**What you need to do**
Every entry below should be repeated exactly; the pictures should not.

**Entries shown**
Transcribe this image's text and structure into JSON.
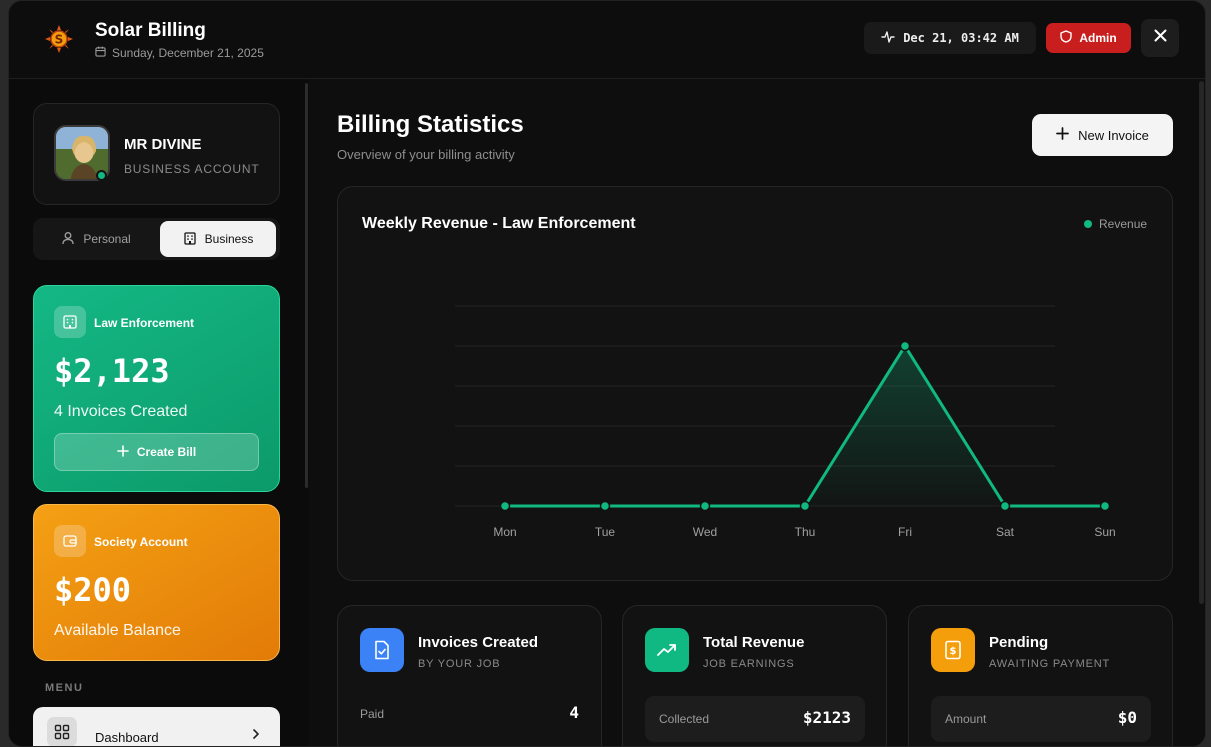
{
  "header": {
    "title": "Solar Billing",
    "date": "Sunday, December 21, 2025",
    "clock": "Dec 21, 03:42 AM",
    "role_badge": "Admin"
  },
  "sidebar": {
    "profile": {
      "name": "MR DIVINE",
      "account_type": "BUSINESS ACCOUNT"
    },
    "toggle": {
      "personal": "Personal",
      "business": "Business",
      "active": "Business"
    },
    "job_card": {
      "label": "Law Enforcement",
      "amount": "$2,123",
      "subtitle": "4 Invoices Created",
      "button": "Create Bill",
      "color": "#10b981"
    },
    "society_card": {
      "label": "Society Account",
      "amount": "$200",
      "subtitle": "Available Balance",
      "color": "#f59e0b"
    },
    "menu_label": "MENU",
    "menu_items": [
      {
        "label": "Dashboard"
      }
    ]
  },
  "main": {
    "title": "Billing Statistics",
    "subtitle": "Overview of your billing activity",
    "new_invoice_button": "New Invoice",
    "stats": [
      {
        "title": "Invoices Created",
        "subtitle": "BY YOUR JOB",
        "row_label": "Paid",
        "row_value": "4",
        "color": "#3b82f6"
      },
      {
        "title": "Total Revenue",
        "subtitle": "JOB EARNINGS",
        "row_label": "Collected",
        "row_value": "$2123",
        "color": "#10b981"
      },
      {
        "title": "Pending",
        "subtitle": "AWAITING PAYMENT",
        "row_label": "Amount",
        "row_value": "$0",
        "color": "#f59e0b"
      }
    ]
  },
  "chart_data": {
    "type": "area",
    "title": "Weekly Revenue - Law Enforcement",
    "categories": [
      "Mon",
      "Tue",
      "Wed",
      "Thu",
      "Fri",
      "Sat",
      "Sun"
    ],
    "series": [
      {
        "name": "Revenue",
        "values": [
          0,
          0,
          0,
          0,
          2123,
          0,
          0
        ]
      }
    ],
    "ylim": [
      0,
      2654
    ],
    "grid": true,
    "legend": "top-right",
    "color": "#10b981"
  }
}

**Task solution**
Transcribe this image's text and structure into JSON.
{
  "header": {
    "title": "Solar Billing",
    "date": "Sunday, December 21, 2025",
    "clock": "Dec 21, 03:42 AM",
    "role_badge": "Admin"
  },
  "sidebar": {
    "profile": {
      "name": "MR DIVINE",
      "account_type": "BUSINESS ACCOUNT"
    },
    "toggle": {
      "personal": "Personal",
      "business": "Business",
      "active": "Business"
    },
    "job_card": {
      "label": "Law Enforcement",
      "amount": "$2,123",
      "subtitle": "4 Invoices Created",
      "button": "Create Bill",
      "color": "#10b981"
    },
    "society_card": {
      "label": "Society Account",
      "amount": "$200",
      "subtitle": "Available Balance",
      "color": "#f59e0b"
    },
    "menu_label": "MENU",
    "menu_items": [
      {
        "label": "Dashboard"
      }
    ]
  },
  "main": {
    "title": "Billing Statistics",
    "subtitle": "Overview of your billing activity",
    "new_invoice_button": "New Invoice",
    "stats": [
      {
        "title": "Invoices Created",
        "subtitle": "BY YOUR JOB",
        "row_label": "Paid",
        "row_value": "4",
        "color": "#3b82f6"
      },
      {
        "title": "Total Revenue",
        "subtitle": "JOB EARNINGS",
        "row_label": "Collected",
        "row_value": "$2123",
        "color": "#10b981"
      },
      {
        "title": "Pending",
        "subtitle": "AWAITING PAYMENT",
        "row_label": "Amount",
        "row_value": "$0",
        "color": "#f59e0b"
      }
    ]
  },
  "chart_data": {
    "type": "area",
    "title": "Weekly Revenue - Law Enforcement",
    "categories": [
      "Mon",
      "Tue",
      "Wed",
      "Thu",
      "Fri",
      "Sat",
      "Sun"
    ],
    "series": [
      {
        "name": "Revenue",
        "values": [
          0,
          0,
          0,
          0,
          2123,
          0,
          0
        ]
      }
    ],
    "ylim": [
      0,
      2654
    ],
    "grid": true,
    "legend": "top-right",
    "color": "#10b981"
  }
}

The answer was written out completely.